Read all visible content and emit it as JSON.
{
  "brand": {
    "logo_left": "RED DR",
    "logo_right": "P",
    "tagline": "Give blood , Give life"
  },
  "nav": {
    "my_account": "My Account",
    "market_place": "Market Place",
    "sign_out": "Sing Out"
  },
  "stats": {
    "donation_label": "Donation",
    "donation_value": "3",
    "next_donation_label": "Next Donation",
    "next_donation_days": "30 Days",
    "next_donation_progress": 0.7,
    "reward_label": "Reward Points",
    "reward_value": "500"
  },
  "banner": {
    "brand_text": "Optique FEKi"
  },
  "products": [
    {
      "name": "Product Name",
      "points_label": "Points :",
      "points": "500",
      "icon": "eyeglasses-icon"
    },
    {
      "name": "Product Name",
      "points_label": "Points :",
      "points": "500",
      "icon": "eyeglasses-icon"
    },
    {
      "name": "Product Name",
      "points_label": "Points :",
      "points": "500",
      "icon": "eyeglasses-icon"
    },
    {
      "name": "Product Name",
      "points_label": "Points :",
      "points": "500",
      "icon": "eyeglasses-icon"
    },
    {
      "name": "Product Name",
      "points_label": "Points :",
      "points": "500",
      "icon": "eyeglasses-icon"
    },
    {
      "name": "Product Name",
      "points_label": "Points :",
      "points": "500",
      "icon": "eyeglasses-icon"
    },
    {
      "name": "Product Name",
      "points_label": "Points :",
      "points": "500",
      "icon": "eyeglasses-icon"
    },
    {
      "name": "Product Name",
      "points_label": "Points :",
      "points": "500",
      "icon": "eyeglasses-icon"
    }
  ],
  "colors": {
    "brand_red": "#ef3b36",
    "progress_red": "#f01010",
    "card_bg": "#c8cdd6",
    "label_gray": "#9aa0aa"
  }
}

■ **INSTRUCTION**: Each line in the material above must be retyped without alteration.

■ **EXERCISE OUTPUT**:
Read all visible content and emit it as JSON.
{
  "brand": {
    "logo_left": "RED DR",
    "logo_right": "P",
    "tagline": "Give blood , Give life"
  },
  "nav": {
    "my_account": "My Account",
    "market_place": "Market Place",
    "sign_out": "Sing Out"
  },
  "stats": {
    "donation_label": "Donation",
    "donation_value": "3",
    "next_donation_label": "Next Donation",
    "next_donation_days": "30 Days",
    "next_donation_progress": 0.7,
    "reward_label": "Reward Points",
    "reward_value": "500"
  },
  "banner": {
    "brand_text": "Optique FEKi"
  },
  "products": [
    {
      "name": "Product Name",
      "points_label": "Points :",
      "points": "500",
      "icon": "eyeglasses-icon"
    },
    {
      "name": "Product Name",
      "points_label": "Points :",
      "points": "500",
      "icon": "eyeglasses-icon"
    },
    {
      "name": "Product Name",
      "points_label": "Points :",
      "points": "500",
      "icon": "eyeglasses-icon"
    },
    {
      "name": "Product Name",
      "points_label": "Points :",
      "points": "500",
      "icon": "eyeglasses-icon"
    },
    {
      "name": "Product Name",
      "points_label": "Points :",
      "points": "500",
      "icon": "eyeglasses-icon"
    },
    {
      "name": "Product Name",
      "points_label": "Points :",
      "points": "500",
      "icon": "eyeglasses-icon"
    },
    {
      "name": "Product Name",
      "points_label": "Points :",
      "points": "500",
      "icon": "eyeglasses-icon"
    },
    {
      "name": "Product Name",
      "points_label": "Points :",
      "points": "500",
      "icon": "eyeglasses-icon"
    }
  ],
  "colors": {
    "brand_red": "#ef3b36",
    "progress_red": "#f01010",
    "card_bg": "#c8cdd6",
    "label_gray": "#9aa0aa"
  }
}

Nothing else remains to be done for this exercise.